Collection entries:

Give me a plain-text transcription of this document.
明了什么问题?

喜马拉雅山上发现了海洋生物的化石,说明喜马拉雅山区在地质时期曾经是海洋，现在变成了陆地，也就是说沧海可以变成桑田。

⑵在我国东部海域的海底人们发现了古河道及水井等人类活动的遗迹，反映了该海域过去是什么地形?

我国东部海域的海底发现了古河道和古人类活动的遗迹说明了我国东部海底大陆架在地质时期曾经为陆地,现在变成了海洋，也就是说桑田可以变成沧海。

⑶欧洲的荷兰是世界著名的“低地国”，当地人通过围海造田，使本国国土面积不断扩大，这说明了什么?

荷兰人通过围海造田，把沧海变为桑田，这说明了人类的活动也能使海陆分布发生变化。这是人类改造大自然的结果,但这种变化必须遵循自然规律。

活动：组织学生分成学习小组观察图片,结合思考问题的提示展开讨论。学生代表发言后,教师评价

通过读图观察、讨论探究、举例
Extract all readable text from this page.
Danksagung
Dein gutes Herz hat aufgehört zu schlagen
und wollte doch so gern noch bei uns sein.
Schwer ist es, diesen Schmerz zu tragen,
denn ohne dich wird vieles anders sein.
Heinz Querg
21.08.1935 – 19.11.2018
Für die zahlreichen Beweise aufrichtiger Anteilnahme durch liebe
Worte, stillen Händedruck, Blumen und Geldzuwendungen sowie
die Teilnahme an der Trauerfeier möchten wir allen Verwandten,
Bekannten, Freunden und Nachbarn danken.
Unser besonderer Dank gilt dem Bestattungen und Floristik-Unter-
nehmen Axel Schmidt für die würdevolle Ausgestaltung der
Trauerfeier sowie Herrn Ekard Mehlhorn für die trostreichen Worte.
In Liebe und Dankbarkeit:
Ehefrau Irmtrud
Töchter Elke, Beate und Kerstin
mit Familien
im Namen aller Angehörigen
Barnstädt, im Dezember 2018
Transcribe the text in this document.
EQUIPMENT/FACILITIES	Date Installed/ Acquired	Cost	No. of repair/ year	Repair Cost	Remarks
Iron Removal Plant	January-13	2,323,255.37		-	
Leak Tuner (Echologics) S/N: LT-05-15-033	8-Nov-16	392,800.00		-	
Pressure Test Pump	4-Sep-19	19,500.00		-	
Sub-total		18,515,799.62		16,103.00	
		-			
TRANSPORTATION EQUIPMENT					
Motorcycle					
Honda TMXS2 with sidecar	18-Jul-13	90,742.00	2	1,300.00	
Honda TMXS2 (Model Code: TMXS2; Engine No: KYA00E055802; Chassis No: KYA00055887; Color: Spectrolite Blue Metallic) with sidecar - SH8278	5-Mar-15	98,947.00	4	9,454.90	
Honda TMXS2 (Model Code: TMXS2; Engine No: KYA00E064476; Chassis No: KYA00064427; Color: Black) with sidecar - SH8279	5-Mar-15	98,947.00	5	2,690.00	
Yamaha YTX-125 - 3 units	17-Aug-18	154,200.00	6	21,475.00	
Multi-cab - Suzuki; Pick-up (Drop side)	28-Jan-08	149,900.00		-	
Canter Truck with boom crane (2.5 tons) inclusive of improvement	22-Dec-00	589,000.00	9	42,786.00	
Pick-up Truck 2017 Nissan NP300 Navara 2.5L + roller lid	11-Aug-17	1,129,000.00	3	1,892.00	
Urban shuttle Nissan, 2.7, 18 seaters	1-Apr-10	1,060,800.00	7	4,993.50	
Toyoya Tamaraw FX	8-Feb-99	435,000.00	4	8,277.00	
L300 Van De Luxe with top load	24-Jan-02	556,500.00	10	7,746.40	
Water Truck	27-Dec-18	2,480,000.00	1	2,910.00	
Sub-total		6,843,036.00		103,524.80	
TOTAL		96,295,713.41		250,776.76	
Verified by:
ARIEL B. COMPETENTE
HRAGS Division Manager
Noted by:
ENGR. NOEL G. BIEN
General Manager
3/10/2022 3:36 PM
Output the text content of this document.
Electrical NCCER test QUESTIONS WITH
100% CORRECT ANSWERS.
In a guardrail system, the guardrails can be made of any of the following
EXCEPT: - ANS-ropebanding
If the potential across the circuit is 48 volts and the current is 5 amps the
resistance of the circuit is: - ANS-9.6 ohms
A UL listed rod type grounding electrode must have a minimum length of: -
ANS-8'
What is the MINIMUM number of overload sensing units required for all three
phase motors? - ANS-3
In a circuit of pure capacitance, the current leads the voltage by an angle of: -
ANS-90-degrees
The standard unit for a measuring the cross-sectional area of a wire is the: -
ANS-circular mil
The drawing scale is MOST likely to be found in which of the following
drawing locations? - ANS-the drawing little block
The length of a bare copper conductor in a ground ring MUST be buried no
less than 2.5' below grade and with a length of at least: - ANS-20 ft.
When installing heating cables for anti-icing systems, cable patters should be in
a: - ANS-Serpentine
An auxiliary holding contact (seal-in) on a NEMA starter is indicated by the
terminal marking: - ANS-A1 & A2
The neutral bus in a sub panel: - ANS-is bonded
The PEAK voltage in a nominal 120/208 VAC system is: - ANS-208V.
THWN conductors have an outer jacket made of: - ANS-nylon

* _PROMPT_:
Return every line of the preceding records in which the word "sein" appears.

* _RESULT OF THE EXERCISE_:
und wollte doch so gern noch bei uns sein.
denn ohne dich wird vieles anders sein.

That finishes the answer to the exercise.